#### [WHAT YOU ARE ASKED TO DO]
Your task is to output the data exactly as it stands.

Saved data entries
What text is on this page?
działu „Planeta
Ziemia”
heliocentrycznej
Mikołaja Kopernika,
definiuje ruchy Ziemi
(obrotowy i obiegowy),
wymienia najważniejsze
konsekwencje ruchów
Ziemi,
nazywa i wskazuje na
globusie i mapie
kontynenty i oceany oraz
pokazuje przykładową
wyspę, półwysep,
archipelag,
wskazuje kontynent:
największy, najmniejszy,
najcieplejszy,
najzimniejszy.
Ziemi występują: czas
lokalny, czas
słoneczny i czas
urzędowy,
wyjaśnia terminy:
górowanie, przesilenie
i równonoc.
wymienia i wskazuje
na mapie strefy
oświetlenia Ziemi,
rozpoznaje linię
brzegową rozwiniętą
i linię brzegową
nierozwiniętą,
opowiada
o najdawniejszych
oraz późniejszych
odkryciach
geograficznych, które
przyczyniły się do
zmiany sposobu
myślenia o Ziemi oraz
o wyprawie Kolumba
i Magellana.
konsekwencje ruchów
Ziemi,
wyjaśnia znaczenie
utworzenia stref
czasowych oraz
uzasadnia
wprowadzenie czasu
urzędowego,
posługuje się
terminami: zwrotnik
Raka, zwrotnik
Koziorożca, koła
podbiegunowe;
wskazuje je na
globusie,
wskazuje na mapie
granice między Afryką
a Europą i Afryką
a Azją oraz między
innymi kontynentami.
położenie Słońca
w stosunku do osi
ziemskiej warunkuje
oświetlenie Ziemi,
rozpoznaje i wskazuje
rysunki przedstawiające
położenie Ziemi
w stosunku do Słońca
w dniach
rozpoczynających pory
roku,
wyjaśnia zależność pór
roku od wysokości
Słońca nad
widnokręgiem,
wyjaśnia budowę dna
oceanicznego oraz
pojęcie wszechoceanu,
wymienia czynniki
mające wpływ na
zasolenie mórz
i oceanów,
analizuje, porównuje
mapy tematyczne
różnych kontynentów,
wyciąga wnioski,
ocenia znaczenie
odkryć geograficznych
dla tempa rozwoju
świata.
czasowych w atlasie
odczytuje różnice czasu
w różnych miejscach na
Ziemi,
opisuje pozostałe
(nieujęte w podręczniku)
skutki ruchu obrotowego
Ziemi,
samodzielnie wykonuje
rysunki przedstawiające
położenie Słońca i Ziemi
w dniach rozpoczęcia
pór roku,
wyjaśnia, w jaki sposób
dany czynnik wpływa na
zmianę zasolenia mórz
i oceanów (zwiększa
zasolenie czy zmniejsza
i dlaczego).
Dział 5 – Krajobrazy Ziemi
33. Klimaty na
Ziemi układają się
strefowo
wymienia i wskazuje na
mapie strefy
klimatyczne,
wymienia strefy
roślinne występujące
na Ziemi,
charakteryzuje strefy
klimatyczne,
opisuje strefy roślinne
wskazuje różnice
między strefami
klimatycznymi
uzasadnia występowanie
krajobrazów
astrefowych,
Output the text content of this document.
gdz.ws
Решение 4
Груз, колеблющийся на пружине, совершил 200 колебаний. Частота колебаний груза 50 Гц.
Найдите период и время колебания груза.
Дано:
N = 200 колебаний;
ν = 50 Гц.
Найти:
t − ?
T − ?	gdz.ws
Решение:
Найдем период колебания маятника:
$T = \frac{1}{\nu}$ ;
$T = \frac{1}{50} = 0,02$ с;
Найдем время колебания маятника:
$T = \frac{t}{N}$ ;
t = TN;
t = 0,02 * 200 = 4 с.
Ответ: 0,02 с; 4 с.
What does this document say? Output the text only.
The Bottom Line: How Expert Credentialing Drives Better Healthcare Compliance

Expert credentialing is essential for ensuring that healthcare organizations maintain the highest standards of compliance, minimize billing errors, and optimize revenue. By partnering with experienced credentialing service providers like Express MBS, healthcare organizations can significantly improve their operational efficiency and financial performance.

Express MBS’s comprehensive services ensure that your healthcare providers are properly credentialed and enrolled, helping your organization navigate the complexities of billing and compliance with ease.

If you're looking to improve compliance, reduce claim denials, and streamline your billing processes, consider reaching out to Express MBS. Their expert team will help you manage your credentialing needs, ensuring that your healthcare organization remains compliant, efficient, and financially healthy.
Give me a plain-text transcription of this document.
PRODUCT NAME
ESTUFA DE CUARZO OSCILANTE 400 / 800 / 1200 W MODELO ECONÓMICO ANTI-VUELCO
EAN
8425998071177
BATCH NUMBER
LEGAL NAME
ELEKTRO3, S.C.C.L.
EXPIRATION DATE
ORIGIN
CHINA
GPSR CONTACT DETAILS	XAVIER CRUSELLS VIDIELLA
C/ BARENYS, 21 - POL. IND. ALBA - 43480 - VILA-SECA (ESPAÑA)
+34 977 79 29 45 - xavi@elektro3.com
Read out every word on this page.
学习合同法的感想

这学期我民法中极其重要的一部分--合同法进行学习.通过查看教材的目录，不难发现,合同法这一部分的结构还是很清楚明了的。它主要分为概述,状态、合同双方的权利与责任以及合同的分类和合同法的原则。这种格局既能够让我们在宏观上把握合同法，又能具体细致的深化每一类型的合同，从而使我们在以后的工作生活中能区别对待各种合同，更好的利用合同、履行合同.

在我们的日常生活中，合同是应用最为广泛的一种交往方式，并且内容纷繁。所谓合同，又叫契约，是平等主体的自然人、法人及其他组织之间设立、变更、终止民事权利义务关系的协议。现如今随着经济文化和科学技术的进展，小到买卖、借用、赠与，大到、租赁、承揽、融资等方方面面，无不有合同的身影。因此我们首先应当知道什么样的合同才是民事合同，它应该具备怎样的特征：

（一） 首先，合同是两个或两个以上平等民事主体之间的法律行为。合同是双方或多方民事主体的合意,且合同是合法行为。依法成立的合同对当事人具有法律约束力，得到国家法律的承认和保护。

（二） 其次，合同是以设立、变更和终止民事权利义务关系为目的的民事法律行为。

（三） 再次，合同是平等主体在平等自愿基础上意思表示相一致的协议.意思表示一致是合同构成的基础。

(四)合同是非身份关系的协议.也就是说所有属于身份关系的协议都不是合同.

#### [RESPONSE TO THE EXERCISE]
What text is on this page?
działu „Planeta
Ziemia”
heliocentrycznej
Mikołaja Kopernika,
definiuje ruchy Ziemi
(obrotowy i obiegowy),
wymienia najważniejsze
konsekwencje ruchów
Ziemi,
nazywa i wskazuje na
globusie i mapie
kontynenty i oceany oraz
pokazuje przykładową
wyspę, półwysep,
archipelag,
wskazuje kontynent:
największy, najmniejszy,
najcieplejszy,
najzimniejszy.
Ziemi występują: czas
lokalny, czas
słoneczny i czas
urzędowy,
wyjaśnia terminy:
górowanie, przesilenie
i równonoc.
wymienia i wskazuje
na mapie strefy
oświetlenia Ziemi,
rozpoznaje linię
brzegową rozwiniętą
i linię brzegową
nierozwiniętą,
opowiada
o najdawniejszych
oraz późniejszych
odkryciach
geograficznych, które
przyczyniły się do
zmiany sposobu
myślenia o Ziemi oraz
o wyprawie Kolumba
i Magellana.
konsekwencje ruchów
Ziemi,
wyjaśnia znaczenie
utworzenia stref
czasowych oraz
uzasadnia
wprowadzenie czasu
urzędowego,
posługuje się
terminami: zwrotnik
Raka, zwrotnik
Koziorożca, koła
podbiegunowe;
wskazuje je na
globusie,
wskazuje na mapie
granice między Afryką
a Europą i Afryką
a Azją oraz między
innymi kontynentami.
położenie Słońca
w stosunku do osi
ziemskiej warunkuje
oświetlenie Ziemi,
rozpoznaje i wskazuje
rysunki przedstawiające
położenie Ziemi
w stosunku do Słońca
w dniach
rozpoczynających pory
roku,
wyjaśnia zależność pór
roku od wysokości
Słońca nad
widnokręgiem,
wyjaśnia budowę dna
oceanicznego oraz
pojęcie wszechoceanu,
wymienia czynniki
mające wpływ na
zasolenie mórz
i oceanów,
analizuje, porównuje
mapy tematyczne
różnych kontynentów,
wyciąga wnioski,
ocenia znaczenie
odkryć geograficznych
dla tempa rozwoju
świata.
czasowych w atlasie
odczytuje różnice czasu
w różnych miejscach na
Ziemi,
opisuje pozostałe
(nieujęte w podręczniku)
skutki ruchu obrotowego
Ziemi,
samodzielnie wykonuje
rysunki przedstawiające
położenie Słońca i Ziemi
w dniach rozpoczęcia
pór roku,
wyjaśnia, w jaki sposób
dany czynnik wpływa na
zmianę zasolenia mórz
i oceanów (zwiększa
zasolenie czy zmniejsza
i dlaczego).
Dział 5 – Krajobrazy Ziemi
33. Klimaty na
Ziemi układają się
strefowo
wymienia i wskazuje na
mapie strefy
klimatyczne,
wymienia strefy
roślinne występujące
na Ziemi,
charakteryzuje strefy
klimatyczne,
opisuje strefy roślinne
wskazuje różnice
między strefami
klimatycznymi
uzasadnia występowanie
krajobrazów
astrefowych,
Output the text content of this document.
gdz.ws
Решение 4
Груз, колеблющийся на пружине, совершил 200 колебаний. Частота колебаний груза 50 Гц.
Найдите период и время колебания груза.
Дано:
N = 200 колебаний;
ν = 50 Гц.
Найти:
t − ?
T − ?	gdz.ws
Решение:
Найдем период колебания маятника:
$T = \frac{1}{\nu}$ ;
$T = \frac{1}{50} = 0,02$ с;
Найдем время колебания маятника:
$T = \frac{t}{N}$ ;
t = TN;
t = 0,02 * 200 = 4 с.
Ответ: 0,02 с; 4 с.
What does this document say? Output the text only.
The Bottom Line: How Expert Credentialing Drives Better Healthcare Compliance

Expert credentialing is essential for ensuring that healthcare organizations maintain the highest standards of compliance, minimize billing errors, and optimize revenue. By partnering with experienced credentialing service providers like Express MBS, healthcare organizations can significantly improve their operational efficiency and financial performance.

Express MBS’s comprehensive services ensure that your healthcare providers are properly credentialed and enrolled, helping your organization navigate the complexities of billing and compliance with ease.

If you're looking to improve compliance, reduce claim denials, and streamline your billing processes, consider reaching out to Express MBS. Their expert team will help you manage your credentialing needs, ensuring that your healthcare organization remains compliant, efficient, and financially healthy.
Give me a plain-text transcription of this document.
PRODUCT NAME
ESTUFA DE CUARZO OSCILANTE 400 / 800 / 1200 W MODELO ECONÓMICO ANTI-VUELCO
EAN
8425998071177
BATCH NUMBER
LEGAL NAME
ELEKTRO3, S.C.C.L.
EXPIRATION DATE
ORIGIN
CHINA
GPSR CONTACT DETAILS	XAVIER CRUSELLS VIDIELLA
C/ BARENYS, 21 - POL. IND. ALBA - 43480 - VILA-SECA (ESPAÑA)
+34 977 79 29 45 - xavi@elektro3.com
Read out every word on this page.
学习合同法的感想

这学期我民法中极其重要的一部分--合同法进行学习.通过查看教材的目录，不难发现,合同法这一部分的结构还是很清楚明了的。它主要分为概述,状态、合同双方的权利与责任以及合同的分类和合同法的原则。这种格局既能够让我们在宏观上把握合同法，又能具体细致的深化每一类型的合同，从而使我们在以后的工作生活中能区别对待各种合同，更好的利用合同、履行合同.

在我们的日常生活中，合同是应用最为广泛的一种交往方式，并且内容纷繁。所谓合同，又叫契约，是平等主体的自然人、法人及其他组织之间设立、变更、终止民事权利义务关系的协议。现如今随着经济文化和科学技术的进展，小到买卖、借用、赠与，大到、租赁、承揽、融资等方方面面，无不有合同的身影。因此我们首先应当知道什么样的合同才是民事合同，它应该具备怎样的特征：

（一） 首先，合同是两个或两个以上平等民事主体之间的法律行为。合同是双方或多方民事主体的合意,且合同是合法行为。依法成立的合同对当事人具有法律约束力，得到国家法律的承认和保护。

（二） 其次，合同是以设立、变更和终止民事权利义务关系为目的的民事法律行为。

（三） 再次，合同是平等主体在平等自愿基础上意思表示相一致的协议.意思表示一致是合同构成的基础。

(四)合同是非身份关系的协议.也就是说所有属于身份关系的协议都不是合同.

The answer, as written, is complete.